| What needs to be done |
Filter the listing below, copying every line in which the word "values" appears.
╭─ Data for processing
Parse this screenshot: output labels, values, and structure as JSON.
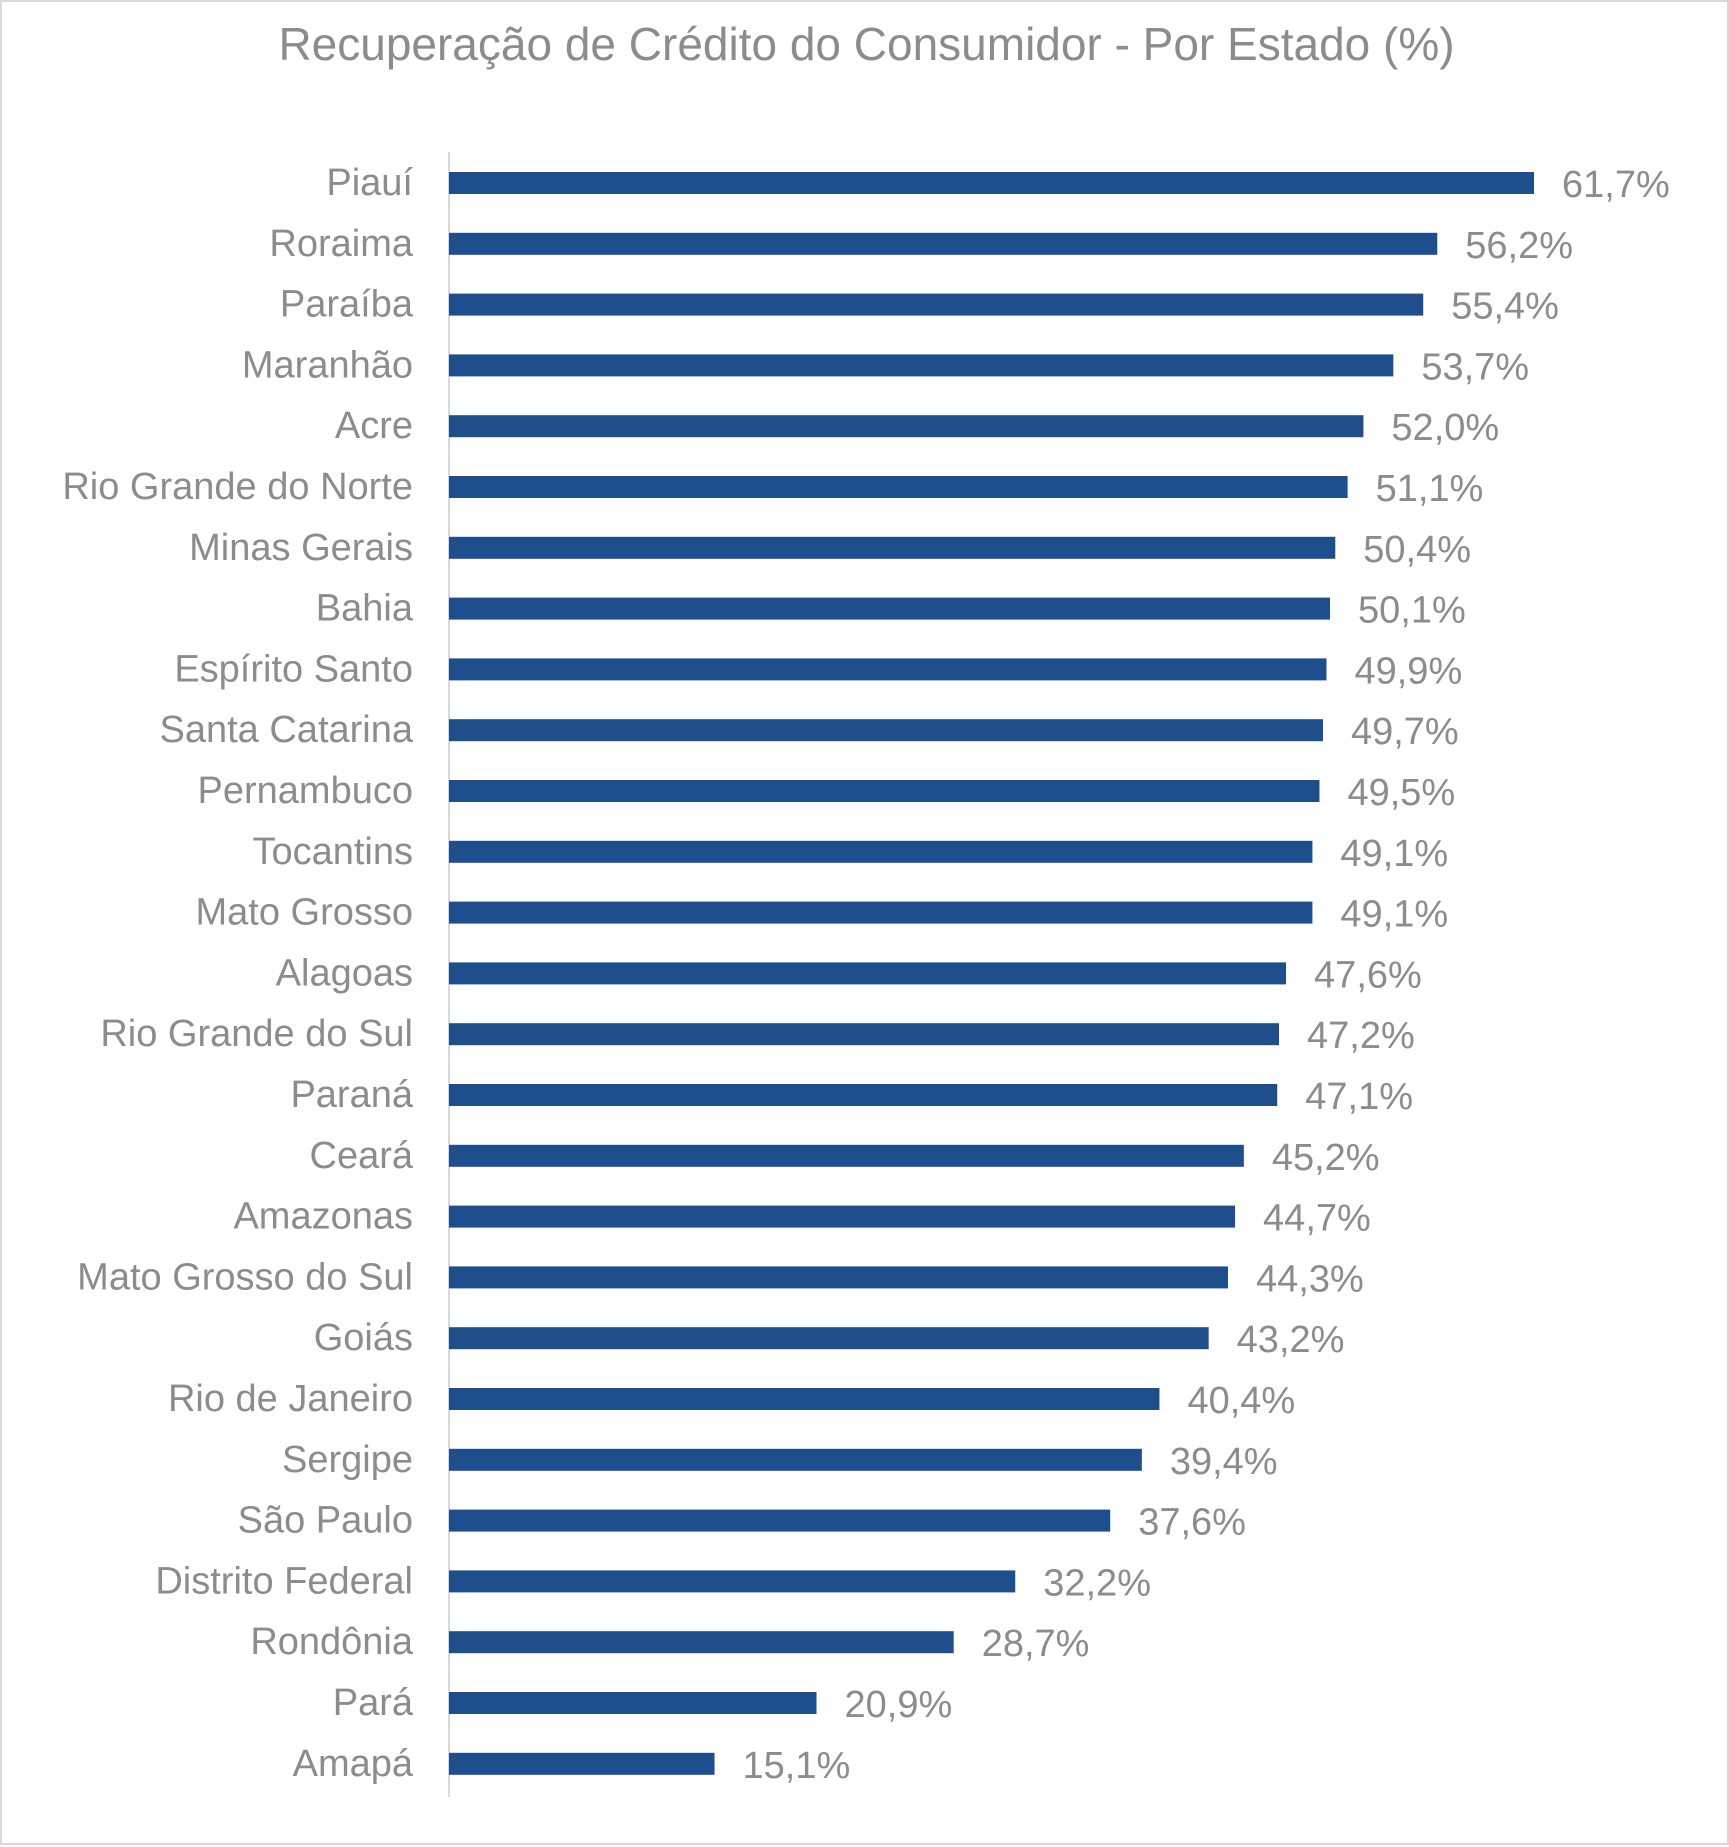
{
  "colors": {
    "bar": "#1f4e8c",
    "axis": "#d9d9d9",
    "text": "#8c8c8c"
  },
  "chart_data": {
    "type": "bar",
    "orientation": "horizontal",
    "title": "Recuperação de Crédito do Consumidor - Por Estado (%)",
    "xlabel": "",
    "ylabel": "",
    "xlim": [
      0,
      70
    ],
    "grid": false,
    "legend": "none",
    "categories": [
      "Piauí",
      "Roraima",
      "Paraíba",
      "Maranhão",
      "Acre",
      "Rio Grande do Norte",
      "Minas Gerais",
      "Bahia",
      "Espírito Santo",
      "Santa Catarina",
      "Pernambuco",
      "Tocantins",
      "Mato Grosso",
      "Alagoas",
      "Rio Grande do Sul",
      "Paraná",
      "Ceará",
      "Amazonas",
      "Mato Grosso do Sul",
      "Goiás",
      "Rio de Janeiro",
      "Sergipe",
      "São Paulo",
      "Distrito Federal",
      "Rondônia",
      "Pará",
      "Amapá"
    ],
    "values": [
      61.7,
      56.2,
      55.4,
      53.7,
      52.0,
      51.1,
      50.4,
      50.1,
      49.9,
      49.7,
      49.5,
      49.1,
      49.1,
      47.6,
      47.2,
      47.1,
      45.2,
      44.7,
      44.3,
      43.2,
      40.4,
      39.4,
      37.6,
      32.2,
      28.7,
      20.9,
      15.1
    ],
    "data_labels": [
      "61,7%",
      "56,2%",
      "55,4%",
      "53,7%",
      "52,0%",
      "51,1%",
      "50,4%",
      "50,1%",
      "49,9%",
      "49,7%",
      "49,5%",
      "49,1%",
      "49,1%",
      "47,6%",
      "47,2%",
      "47,1%",
      "45,2%",
      "44,7%",
      "44,3%",
      "43,2%",
      "40,4%",
      "39,4%",
      "37,6%",
      "32,2%",
      "28,7%",
      "20,9%",
      "15,1%"
    ]
  }
}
╰─
| Result for this task |
Parse this screenshot: output labels, values, and structure as JSON.
    "values": [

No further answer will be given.